**Your objective**
Copy out each line that has "ylabel" in it.

**Given information**

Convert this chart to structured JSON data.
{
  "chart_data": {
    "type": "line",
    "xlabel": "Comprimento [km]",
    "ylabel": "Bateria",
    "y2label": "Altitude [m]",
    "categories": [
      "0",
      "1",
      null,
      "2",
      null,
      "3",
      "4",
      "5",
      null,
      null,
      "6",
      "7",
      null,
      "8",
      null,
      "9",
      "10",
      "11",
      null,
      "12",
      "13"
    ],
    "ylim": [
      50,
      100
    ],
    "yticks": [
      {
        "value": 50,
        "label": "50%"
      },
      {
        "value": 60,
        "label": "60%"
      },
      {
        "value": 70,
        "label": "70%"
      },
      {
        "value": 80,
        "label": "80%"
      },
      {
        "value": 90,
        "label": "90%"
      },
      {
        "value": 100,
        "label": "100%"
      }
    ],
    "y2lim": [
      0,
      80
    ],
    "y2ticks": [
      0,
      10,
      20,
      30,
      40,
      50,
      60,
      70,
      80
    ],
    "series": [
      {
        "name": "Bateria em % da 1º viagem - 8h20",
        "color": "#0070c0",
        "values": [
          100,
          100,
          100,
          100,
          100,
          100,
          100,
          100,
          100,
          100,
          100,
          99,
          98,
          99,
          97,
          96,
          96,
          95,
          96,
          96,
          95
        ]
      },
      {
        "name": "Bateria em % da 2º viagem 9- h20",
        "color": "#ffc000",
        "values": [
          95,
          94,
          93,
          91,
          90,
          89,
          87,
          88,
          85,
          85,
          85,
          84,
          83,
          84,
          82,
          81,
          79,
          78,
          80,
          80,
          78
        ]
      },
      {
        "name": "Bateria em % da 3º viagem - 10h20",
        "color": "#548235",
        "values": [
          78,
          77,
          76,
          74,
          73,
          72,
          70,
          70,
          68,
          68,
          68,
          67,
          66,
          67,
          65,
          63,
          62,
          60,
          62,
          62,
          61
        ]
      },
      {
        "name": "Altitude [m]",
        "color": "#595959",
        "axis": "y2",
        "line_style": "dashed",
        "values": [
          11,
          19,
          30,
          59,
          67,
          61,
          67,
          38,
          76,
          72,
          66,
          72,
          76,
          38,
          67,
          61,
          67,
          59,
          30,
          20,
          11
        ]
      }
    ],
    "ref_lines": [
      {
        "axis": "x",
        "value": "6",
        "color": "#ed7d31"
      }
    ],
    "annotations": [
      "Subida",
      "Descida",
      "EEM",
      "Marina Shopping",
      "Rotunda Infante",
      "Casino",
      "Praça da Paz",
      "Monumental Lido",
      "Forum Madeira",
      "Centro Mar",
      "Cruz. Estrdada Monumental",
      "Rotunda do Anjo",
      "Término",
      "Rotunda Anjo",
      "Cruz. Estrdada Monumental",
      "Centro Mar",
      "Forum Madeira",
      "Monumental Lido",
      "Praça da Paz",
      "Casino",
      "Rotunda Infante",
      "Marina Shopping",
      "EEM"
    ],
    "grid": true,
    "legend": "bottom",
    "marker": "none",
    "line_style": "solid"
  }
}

...

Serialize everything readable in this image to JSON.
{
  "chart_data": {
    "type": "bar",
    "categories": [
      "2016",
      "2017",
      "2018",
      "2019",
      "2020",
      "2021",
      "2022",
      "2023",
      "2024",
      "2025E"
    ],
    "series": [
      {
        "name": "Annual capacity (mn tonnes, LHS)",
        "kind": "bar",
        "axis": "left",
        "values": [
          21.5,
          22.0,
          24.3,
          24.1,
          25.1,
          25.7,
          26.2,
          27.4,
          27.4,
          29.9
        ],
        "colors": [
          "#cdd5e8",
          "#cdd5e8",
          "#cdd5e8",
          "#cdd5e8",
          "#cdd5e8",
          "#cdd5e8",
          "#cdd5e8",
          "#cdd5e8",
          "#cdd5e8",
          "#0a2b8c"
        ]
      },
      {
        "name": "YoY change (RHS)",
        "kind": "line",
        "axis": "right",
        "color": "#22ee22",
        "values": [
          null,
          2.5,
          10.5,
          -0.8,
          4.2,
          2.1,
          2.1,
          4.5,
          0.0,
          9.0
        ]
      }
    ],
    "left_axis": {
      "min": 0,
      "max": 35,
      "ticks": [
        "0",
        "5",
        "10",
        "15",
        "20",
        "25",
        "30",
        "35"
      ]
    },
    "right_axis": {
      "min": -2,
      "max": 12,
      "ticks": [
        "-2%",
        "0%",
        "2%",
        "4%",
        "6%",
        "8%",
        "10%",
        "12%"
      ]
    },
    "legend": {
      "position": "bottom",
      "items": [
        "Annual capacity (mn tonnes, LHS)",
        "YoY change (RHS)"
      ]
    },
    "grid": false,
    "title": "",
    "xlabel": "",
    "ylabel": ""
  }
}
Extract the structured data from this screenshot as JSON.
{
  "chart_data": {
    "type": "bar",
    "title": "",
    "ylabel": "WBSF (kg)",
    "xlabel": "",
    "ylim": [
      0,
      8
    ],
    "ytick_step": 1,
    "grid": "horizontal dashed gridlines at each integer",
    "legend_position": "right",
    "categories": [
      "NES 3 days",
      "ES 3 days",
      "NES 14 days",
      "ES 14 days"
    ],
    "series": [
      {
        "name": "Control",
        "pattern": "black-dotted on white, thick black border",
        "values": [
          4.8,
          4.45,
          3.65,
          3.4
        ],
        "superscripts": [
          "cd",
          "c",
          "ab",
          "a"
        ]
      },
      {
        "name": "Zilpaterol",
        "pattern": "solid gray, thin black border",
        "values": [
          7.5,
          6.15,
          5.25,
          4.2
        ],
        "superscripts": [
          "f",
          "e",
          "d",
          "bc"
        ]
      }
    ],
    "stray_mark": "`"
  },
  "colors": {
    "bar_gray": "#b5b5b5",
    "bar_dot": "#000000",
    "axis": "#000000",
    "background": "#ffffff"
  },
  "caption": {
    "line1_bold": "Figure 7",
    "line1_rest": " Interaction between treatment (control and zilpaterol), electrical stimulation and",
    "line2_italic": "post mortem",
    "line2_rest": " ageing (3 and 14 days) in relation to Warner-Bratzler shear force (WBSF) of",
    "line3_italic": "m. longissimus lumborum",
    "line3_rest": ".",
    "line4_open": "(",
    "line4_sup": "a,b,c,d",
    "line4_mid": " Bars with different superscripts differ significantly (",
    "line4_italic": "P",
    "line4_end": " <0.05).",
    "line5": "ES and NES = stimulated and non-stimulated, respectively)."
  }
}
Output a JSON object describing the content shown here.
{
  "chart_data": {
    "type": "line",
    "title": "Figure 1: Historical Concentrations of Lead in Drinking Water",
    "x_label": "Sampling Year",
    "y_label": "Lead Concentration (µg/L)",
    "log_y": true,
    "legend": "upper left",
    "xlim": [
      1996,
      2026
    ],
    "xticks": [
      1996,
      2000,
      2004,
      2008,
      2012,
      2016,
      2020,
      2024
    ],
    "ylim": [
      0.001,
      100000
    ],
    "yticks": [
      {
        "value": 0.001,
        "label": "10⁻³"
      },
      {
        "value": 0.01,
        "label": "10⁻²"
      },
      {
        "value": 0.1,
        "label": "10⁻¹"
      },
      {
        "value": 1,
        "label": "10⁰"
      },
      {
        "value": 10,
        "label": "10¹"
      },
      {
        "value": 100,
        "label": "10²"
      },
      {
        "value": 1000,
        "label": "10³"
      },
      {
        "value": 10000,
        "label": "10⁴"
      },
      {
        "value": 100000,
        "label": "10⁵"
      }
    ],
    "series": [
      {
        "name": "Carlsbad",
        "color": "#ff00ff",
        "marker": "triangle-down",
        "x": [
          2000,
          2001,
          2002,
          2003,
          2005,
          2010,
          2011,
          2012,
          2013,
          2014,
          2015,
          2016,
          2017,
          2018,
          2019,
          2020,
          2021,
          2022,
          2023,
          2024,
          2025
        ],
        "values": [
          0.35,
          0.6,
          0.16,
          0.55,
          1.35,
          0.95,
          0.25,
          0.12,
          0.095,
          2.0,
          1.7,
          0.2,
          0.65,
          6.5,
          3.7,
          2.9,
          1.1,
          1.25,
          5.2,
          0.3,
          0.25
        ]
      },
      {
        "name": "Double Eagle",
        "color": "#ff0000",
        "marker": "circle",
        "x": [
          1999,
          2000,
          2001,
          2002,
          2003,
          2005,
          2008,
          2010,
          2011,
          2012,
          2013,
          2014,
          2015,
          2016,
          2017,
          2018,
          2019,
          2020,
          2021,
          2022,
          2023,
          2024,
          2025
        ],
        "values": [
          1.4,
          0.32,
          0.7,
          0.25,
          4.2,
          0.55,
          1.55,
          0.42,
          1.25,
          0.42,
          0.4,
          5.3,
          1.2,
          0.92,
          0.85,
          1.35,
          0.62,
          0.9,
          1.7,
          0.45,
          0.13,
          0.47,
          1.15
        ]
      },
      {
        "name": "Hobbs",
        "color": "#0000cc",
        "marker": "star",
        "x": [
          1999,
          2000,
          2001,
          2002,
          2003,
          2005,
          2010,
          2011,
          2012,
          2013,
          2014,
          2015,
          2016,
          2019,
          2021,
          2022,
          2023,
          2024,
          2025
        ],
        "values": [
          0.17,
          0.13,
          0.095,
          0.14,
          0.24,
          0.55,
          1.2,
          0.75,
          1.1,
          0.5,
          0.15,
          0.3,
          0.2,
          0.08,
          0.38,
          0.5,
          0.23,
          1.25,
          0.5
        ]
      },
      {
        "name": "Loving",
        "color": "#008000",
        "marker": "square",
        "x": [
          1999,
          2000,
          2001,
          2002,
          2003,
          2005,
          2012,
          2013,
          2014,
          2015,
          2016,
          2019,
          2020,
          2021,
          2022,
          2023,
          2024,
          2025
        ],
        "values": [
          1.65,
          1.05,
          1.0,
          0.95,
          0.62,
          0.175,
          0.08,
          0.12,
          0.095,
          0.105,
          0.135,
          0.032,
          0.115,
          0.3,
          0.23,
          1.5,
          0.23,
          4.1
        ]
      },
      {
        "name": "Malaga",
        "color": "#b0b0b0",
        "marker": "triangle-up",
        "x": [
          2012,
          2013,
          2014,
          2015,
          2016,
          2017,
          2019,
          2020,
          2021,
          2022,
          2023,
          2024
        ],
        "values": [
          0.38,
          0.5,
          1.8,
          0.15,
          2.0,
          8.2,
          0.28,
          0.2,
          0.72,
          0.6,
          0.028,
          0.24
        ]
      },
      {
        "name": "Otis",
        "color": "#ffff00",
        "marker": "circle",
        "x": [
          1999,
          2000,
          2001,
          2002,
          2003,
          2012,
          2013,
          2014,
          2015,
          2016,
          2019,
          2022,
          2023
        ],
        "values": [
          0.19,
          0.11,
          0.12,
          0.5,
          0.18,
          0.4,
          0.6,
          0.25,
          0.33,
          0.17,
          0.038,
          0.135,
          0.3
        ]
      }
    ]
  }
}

...

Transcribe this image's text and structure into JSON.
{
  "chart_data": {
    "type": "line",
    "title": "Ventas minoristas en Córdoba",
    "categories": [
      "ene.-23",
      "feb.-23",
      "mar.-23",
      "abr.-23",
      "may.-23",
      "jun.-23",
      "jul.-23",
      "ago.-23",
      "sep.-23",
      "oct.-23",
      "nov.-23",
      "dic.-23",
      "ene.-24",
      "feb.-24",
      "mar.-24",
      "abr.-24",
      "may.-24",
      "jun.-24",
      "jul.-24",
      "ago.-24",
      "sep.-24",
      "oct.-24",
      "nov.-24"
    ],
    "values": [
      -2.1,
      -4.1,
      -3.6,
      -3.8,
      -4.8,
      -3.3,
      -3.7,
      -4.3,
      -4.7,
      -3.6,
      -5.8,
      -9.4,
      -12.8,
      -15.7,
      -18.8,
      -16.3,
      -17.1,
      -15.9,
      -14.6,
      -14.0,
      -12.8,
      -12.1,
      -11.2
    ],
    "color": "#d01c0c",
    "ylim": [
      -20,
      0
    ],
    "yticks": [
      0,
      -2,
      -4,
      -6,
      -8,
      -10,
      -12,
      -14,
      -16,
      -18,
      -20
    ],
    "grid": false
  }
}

**Answer to the problem**
    "ylabel": "Bateria",
    "ylabel": ""
    "ylabel": "WBSF (kg)",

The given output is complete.